_Material provided_.
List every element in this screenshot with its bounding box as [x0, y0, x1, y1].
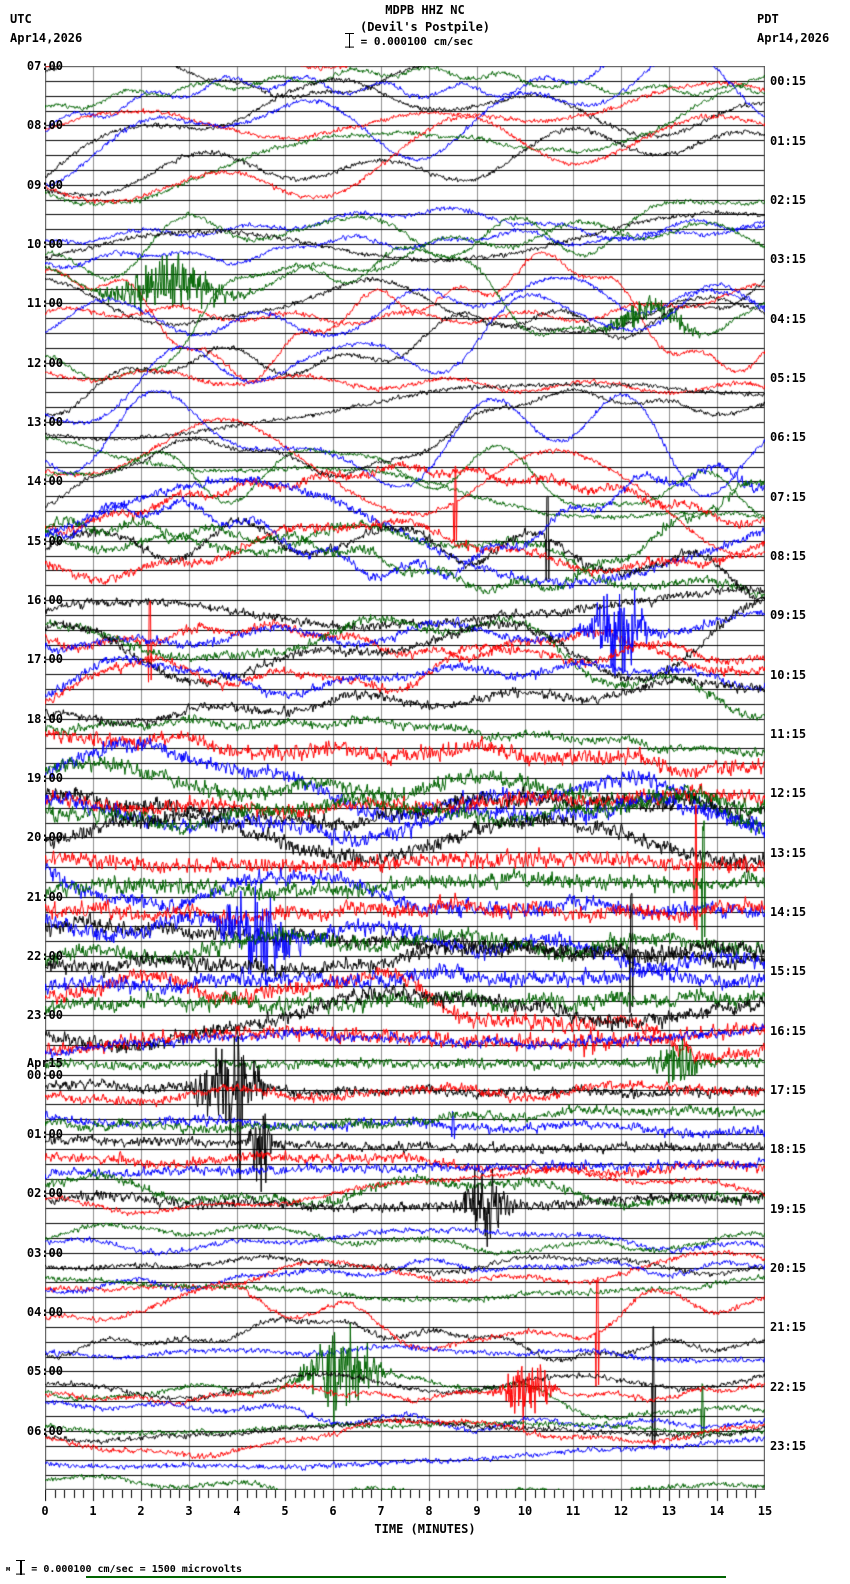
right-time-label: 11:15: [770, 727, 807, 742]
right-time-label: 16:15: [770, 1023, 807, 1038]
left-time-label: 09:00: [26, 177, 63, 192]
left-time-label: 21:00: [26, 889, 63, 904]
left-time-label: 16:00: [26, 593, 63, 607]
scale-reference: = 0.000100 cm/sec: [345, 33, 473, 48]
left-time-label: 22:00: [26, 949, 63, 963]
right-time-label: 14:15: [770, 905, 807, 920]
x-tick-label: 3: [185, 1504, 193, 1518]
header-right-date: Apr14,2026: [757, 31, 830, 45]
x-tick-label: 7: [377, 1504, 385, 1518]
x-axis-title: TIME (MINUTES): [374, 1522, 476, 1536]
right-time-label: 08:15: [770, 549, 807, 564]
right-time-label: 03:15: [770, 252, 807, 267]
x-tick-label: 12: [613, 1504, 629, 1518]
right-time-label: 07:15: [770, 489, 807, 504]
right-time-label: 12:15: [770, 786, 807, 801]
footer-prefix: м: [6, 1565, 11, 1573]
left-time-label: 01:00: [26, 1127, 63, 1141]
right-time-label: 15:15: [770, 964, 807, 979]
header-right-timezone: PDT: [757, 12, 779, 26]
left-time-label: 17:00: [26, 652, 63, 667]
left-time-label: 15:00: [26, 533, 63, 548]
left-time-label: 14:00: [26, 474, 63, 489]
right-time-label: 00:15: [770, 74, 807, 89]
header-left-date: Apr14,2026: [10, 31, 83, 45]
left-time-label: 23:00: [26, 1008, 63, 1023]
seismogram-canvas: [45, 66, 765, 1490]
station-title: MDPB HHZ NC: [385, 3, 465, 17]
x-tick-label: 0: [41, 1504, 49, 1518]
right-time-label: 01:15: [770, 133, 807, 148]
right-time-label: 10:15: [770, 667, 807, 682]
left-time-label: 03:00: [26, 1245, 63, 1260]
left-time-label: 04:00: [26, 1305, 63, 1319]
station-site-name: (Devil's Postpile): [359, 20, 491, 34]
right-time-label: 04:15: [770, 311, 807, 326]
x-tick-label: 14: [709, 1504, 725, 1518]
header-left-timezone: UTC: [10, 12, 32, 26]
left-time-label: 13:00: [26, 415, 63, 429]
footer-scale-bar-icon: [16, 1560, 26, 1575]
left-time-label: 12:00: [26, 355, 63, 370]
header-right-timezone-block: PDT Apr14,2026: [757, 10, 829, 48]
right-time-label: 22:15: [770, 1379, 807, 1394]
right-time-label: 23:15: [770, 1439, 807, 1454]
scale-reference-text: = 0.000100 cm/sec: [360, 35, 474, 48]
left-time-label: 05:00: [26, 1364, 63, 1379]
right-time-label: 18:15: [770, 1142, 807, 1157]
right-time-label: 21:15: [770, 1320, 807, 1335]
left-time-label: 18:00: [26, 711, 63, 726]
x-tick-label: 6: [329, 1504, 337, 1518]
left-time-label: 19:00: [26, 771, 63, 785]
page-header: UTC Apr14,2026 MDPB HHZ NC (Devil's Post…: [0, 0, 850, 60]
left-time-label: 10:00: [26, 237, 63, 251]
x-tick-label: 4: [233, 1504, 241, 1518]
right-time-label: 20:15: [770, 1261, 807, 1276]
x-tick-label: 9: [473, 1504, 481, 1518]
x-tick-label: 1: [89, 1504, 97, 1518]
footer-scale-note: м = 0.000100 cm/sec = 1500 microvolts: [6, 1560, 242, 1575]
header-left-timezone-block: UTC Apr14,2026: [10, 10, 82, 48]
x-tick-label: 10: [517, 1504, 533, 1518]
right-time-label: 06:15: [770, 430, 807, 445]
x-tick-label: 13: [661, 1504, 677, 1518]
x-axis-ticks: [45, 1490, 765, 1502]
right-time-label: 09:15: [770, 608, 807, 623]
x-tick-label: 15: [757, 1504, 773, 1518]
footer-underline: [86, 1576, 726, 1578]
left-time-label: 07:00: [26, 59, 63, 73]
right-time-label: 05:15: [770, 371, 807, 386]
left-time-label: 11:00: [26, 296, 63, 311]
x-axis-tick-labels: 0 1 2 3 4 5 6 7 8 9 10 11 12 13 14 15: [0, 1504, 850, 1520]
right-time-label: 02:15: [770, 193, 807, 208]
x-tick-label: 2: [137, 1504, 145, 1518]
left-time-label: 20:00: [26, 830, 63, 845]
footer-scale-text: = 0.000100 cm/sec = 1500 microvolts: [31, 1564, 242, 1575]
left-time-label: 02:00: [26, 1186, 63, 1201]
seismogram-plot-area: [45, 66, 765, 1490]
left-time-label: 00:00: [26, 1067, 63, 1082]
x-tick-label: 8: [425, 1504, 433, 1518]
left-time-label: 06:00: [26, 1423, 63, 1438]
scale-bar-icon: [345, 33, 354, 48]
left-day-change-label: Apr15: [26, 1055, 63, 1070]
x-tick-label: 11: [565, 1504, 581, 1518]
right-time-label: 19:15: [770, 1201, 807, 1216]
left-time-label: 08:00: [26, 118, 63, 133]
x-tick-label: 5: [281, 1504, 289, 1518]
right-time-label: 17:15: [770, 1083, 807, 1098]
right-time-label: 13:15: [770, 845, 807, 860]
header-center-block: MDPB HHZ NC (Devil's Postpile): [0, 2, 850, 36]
---
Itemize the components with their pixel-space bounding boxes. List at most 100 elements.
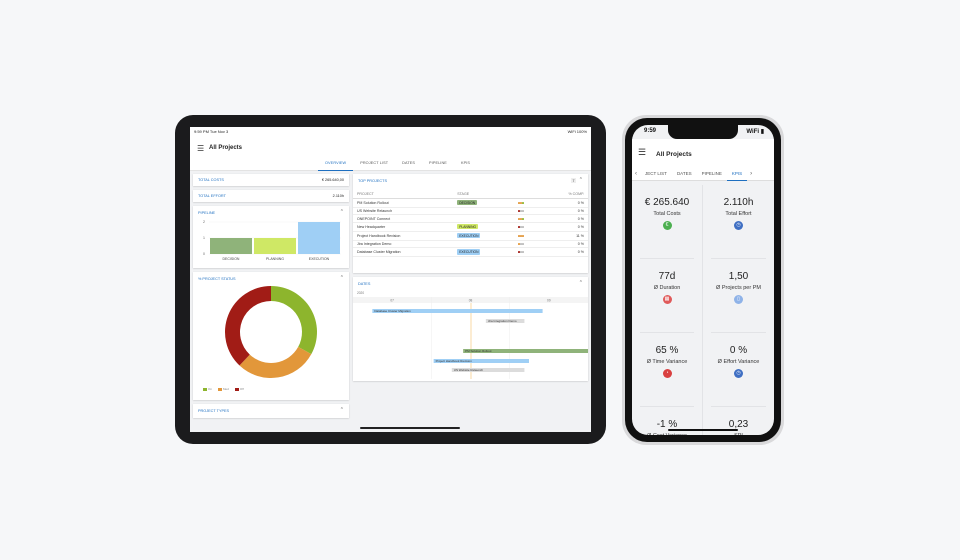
* * *
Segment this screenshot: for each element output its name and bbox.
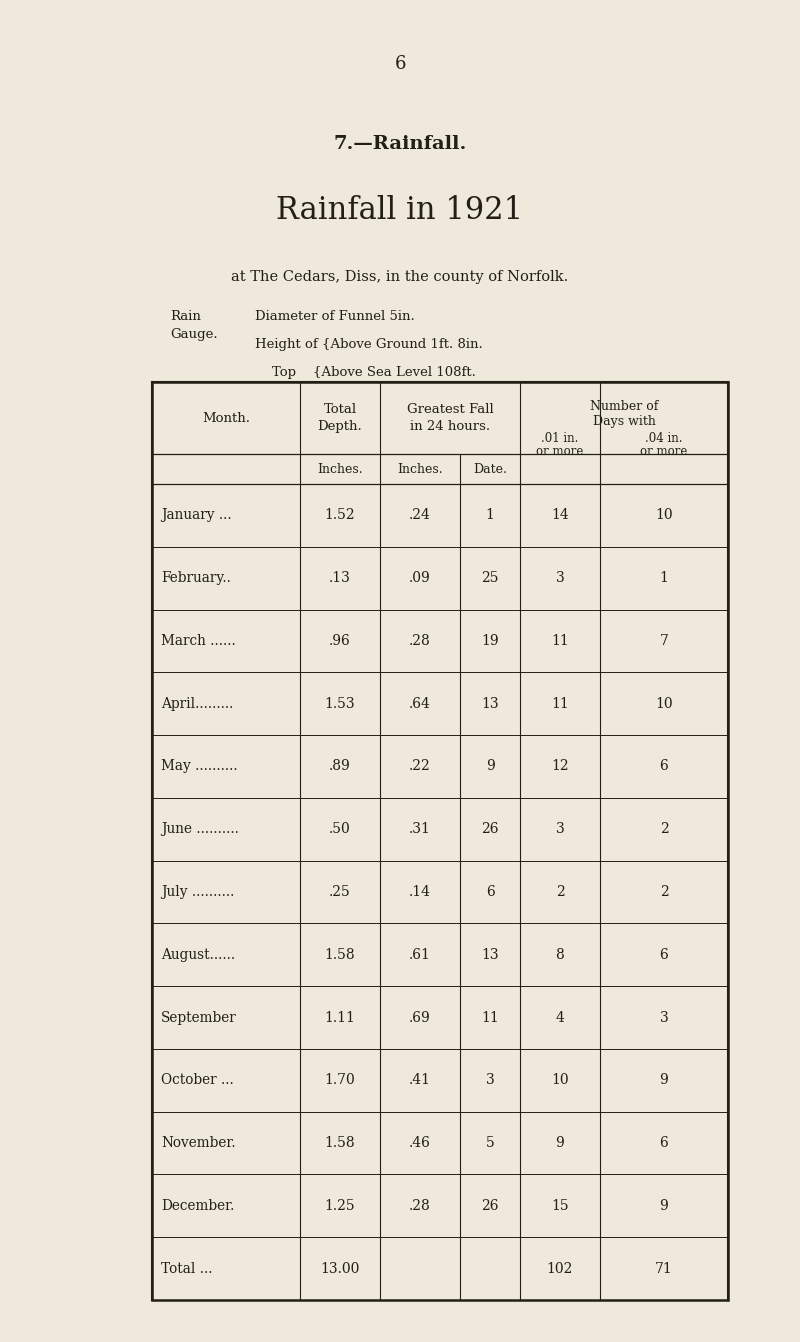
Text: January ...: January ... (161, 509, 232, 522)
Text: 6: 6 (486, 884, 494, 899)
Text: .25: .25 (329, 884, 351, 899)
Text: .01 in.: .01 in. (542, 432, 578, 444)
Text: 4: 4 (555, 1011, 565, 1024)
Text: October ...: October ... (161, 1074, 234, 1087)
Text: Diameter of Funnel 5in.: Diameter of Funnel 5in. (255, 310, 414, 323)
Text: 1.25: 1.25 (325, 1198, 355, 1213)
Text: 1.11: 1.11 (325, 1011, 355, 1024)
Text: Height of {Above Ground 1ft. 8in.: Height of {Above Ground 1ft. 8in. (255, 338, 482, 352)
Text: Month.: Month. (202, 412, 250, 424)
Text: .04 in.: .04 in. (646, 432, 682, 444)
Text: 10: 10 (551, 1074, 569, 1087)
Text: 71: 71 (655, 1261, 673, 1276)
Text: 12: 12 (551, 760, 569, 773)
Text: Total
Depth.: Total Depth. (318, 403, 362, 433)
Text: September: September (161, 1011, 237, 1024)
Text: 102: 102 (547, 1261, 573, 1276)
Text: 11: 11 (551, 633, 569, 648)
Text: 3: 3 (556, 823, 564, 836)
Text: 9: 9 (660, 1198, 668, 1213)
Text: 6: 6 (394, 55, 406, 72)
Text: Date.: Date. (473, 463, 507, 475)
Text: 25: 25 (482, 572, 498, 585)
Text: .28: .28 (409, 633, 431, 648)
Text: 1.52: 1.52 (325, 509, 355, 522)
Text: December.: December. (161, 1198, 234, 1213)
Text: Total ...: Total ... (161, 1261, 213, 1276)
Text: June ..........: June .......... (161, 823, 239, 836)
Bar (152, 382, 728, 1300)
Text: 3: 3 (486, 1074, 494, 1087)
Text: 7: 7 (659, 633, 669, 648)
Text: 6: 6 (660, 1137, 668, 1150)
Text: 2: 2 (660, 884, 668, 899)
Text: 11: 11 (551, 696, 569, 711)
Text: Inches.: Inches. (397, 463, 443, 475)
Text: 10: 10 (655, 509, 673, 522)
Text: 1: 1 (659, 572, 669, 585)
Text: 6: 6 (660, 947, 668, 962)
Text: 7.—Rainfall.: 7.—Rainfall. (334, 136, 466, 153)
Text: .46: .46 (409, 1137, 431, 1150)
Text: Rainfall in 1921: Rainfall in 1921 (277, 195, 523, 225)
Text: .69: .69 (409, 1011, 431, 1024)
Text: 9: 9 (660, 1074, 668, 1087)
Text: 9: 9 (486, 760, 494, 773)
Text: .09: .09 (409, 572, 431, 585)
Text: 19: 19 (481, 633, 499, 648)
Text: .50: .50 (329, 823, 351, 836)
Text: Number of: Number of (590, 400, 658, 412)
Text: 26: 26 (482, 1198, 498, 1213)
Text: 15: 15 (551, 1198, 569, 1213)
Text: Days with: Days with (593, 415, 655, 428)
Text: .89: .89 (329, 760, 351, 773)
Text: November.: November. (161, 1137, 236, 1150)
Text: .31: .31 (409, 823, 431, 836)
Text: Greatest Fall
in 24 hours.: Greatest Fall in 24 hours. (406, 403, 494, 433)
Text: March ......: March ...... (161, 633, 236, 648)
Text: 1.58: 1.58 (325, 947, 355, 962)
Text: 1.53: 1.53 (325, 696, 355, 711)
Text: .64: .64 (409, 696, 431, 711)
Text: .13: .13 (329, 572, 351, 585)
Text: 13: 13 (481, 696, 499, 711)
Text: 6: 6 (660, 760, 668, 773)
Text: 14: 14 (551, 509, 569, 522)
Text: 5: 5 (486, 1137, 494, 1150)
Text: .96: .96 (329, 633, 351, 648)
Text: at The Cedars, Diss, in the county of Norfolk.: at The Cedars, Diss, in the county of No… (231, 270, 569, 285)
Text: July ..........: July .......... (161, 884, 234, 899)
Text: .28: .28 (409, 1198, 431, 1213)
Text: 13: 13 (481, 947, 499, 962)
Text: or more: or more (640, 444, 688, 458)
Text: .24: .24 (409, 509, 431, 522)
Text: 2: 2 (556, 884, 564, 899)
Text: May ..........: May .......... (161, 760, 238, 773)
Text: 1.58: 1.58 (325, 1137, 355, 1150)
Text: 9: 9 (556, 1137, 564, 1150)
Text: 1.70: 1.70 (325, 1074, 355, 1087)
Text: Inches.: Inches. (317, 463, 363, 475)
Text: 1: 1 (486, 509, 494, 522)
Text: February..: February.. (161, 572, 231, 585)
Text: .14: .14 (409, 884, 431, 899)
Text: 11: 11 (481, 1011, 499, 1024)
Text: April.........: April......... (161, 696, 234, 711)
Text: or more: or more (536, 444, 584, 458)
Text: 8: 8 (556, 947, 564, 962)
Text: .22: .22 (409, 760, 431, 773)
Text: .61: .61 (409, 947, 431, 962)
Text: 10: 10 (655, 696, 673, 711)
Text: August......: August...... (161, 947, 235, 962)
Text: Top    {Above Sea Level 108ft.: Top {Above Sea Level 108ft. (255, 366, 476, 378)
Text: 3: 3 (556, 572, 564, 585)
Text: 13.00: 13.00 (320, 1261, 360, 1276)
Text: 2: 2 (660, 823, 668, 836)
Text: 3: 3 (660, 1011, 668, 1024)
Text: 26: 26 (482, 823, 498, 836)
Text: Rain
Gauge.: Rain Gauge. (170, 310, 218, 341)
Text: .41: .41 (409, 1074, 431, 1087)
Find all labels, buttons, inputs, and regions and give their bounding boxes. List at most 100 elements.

_Stated goal_. Reproduce the listing from the line with "List every element" to the line with "left-time-label: 14:00: [26, 474, 63, 489]", including both of those lines, and leave out the pictures.

_Completed exercise_.
List every element in this screenshot with its bounding box as [x0, y0, x1, y1].
right-time-label: 11:15: [770, 727, 807, 742]
right-time-label: 16:15: [770, 1023, 807, 1038]
left-time-label: 09:00: [26, 177, 63, 192]
left-time-label: 21:00: [26, 889, 63, 904]
left-time-label: 16:00: [26, 593, 63, 607]
scale-reference: = 0.000100 cm/sec: [345, 33, 473, 48]
left-time-label: 22:00: [26, 949, 63, 963]
right-time-label: 14:15: [770, 905, 807, 920]
x-tick-label: 3: [185, 1504, 193, 1518]
header-right-date: Apr14,2026: [757, 31, 830, 45]
x-tick-label: 7: [377, 1504, 385, 1518]
x-axis-title: TIME (MINUTES): [374, 1522, 476, 1536]
right-time-label: 08:15: [770, 549, 807, 564]
right-time-label: 03:15: [770, 252, 807, 267]
x-tick-label: 12: [613, 1504, 629, 1518]
right-time-label: 07:15: [770, 489, 807, 504]
right-time-label: 12:15: [770, 786, 807, 801]
footer-prefix: м: [6, 1565, 11, 1573]
left-time-label: 01:00: [26, 1127, 63, 1141]
right-time-label: 15:15: [770, 964, 807, 979]
header-right-timezone: PDT: [757, 12, 779, 26]
left-time-label: 17:00: [26, 652, 63, 667]
left-time-label: 15:00: [26, 533, 63, 548]
left-time-label: 14:00: [26, 474, 63, 489]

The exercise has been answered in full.